# Job
Gather all lines in the data that hold the string "role".
◇ ◇ ◇ ◇ ◇ ◇ ◇
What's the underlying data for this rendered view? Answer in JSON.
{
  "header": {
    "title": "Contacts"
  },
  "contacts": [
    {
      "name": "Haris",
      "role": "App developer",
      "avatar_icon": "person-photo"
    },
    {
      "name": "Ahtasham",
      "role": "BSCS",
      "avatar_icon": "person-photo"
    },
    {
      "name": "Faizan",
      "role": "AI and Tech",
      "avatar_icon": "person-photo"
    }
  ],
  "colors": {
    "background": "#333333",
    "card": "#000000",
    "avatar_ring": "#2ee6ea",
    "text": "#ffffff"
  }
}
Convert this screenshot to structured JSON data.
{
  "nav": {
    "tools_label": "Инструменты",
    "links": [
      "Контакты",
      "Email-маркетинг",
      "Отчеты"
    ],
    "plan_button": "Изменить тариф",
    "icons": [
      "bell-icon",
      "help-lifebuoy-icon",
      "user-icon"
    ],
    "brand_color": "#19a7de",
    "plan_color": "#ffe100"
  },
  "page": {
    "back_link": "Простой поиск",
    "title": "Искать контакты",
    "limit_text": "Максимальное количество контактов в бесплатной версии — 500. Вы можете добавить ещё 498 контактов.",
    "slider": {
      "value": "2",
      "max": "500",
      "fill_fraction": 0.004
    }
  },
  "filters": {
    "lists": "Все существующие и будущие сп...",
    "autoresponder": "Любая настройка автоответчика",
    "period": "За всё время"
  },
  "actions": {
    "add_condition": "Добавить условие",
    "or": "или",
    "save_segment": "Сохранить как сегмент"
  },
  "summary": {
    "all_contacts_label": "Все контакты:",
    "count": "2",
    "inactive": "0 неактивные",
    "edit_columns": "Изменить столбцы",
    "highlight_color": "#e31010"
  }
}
◇ ◇ ◇ ◇ ◇ ◇ ◇
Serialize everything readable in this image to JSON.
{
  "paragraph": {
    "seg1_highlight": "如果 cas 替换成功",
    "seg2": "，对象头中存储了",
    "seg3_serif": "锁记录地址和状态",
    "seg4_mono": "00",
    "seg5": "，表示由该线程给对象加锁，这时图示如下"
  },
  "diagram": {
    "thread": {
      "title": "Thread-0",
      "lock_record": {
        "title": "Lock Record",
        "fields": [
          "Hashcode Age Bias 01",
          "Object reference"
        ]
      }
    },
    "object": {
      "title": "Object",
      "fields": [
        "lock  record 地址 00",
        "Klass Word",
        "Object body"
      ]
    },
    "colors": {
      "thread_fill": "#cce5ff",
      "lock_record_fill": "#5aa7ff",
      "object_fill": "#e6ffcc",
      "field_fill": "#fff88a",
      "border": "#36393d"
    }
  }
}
◇ ◇ ◇ ◇ ◇ ◇ ◇
# Exercise output
      "role": "App developer",
      "role": "BSCS",
      "role": "AI and Tech",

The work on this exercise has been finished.